• _STORED DATA_:
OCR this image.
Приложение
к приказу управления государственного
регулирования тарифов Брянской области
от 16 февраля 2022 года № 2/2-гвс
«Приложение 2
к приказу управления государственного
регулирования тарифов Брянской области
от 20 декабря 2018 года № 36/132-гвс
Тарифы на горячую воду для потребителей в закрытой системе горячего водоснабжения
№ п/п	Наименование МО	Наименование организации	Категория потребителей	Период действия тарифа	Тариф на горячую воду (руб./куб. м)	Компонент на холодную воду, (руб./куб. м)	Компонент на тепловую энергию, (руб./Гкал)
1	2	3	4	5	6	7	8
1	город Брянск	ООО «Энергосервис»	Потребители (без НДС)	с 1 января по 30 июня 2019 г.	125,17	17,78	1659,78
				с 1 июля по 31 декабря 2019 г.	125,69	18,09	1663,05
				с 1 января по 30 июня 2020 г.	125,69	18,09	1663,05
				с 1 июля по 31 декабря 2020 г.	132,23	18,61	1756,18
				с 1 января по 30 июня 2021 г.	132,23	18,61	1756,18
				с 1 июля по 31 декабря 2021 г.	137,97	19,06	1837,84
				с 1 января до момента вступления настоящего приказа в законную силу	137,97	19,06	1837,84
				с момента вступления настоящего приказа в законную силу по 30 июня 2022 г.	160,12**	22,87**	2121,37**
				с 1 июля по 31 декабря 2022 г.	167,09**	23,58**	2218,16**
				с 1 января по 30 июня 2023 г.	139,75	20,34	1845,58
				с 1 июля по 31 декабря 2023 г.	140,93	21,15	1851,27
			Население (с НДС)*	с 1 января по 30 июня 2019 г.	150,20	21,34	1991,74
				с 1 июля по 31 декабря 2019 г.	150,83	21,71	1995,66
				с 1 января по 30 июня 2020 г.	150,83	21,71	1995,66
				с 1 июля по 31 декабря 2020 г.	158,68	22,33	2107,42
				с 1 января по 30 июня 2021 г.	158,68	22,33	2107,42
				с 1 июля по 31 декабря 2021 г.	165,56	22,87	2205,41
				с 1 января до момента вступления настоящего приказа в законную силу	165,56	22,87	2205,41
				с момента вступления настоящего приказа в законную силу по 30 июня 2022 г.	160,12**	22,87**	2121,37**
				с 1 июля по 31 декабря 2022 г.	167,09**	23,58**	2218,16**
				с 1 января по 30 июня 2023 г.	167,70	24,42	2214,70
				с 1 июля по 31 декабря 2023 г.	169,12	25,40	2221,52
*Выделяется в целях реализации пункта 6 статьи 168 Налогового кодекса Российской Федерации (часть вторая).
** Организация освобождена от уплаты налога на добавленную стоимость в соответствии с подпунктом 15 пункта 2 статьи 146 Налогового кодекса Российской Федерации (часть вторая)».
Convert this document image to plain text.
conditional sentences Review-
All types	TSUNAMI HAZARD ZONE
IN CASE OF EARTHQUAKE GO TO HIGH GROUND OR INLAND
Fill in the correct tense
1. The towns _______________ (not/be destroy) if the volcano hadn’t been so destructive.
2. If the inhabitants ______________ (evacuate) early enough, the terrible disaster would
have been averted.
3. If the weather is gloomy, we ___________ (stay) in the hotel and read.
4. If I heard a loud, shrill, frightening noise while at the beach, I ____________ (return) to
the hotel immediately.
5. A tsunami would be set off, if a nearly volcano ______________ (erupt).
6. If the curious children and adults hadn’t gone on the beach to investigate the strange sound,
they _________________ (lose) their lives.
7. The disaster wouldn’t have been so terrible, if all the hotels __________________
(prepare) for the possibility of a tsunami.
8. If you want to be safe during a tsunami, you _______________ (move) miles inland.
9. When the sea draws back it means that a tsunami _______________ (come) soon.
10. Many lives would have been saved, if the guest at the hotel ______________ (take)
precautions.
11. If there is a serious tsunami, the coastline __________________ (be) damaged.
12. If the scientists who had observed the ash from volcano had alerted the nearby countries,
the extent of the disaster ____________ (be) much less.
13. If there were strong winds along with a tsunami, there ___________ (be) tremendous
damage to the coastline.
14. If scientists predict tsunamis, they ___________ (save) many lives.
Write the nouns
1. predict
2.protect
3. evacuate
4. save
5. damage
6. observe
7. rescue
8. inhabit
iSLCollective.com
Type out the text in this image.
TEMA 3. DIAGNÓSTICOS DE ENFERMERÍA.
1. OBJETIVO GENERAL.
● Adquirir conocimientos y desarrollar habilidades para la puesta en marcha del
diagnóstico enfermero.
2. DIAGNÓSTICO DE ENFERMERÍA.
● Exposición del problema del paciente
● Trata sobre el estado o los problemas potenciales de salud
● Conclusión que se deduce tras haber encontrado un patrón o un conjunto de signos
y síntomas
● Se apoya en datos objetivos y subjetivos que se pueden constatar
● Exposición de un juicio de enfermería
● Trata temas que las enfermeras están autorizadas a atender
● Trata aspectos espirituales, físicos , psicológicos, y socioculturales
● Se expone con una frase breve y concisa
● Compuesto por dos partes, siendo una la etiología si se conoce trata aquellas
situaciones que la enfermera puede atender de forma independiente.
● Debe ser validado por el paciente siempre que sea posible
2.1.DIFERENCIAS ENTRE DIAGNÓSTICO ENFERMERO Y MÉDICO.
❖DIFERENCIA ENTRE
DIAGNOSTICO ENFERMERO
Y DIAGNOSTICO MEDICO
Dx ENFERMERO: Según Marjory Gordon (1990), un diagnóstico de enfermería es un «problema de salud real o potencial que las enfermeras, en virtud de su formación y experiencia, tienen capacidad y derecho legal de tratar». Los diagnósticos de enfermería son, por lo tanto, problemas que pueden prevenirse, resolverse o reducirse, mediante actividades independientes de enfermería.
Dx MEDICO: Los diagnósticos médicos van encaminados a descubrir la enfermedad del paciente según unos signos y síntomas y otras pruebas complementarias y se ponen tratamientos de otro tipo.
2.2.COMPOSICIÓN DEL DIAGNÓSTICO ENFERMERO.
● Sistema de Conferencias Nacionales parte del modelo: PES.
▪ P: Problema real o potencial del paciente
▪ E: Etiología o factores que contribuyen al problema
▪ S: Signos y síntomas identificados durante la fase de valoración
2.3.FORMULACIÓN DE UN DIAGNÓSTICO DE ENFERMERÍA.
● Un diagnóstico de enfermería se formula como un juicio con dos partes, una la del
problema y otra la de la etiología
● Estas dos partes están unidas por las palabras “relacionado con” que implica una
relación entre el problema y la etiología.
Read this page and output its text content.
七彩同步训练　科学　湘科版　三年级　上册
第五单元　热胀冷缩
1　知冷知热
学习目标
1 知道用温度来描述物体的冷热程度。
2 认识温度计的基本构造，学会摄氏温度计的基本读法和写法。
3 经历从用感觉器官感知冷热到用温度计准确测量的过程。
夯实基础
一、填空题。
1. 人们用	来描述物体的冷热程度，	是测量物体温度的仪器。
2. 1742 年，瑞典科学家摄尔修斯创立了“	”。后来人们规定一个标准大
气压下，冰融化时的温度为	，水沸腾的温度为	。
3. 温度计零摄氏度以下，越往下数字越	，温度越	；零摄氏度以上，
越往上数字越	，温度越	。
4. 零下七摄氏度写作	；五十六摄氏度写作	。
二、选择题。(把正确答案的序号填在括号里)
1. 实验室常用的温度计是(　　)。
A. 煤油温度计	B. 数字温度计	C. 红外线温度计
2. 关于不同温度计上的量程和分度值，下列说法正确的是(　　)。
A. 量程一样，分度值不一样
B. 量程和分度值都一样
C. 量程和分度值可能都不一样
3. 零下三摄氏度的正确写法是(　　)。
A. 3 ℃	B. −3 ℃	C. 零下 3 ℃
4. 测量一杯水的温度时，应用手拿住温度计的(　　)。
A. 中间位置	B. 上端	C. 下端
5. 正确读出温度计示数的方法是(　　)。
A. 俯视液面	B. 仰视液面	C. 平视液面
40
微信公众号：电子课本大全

• _TASK REQUIREMENTS_: Copy out every line of the data that includes the word "часть".

• _RESULT OF THIS TASK_:
*Выделяется в целях реализации пункта 6 статьи 168 Налогового кодекса Российской Федерации (часть вторая).
** Организация освобождена от уплаты налога на добавленную стоимость в соответствии с подпунктом 15 пункта 2 статьи 146 Налогового кодекса Российской Федерации (часть вторая)».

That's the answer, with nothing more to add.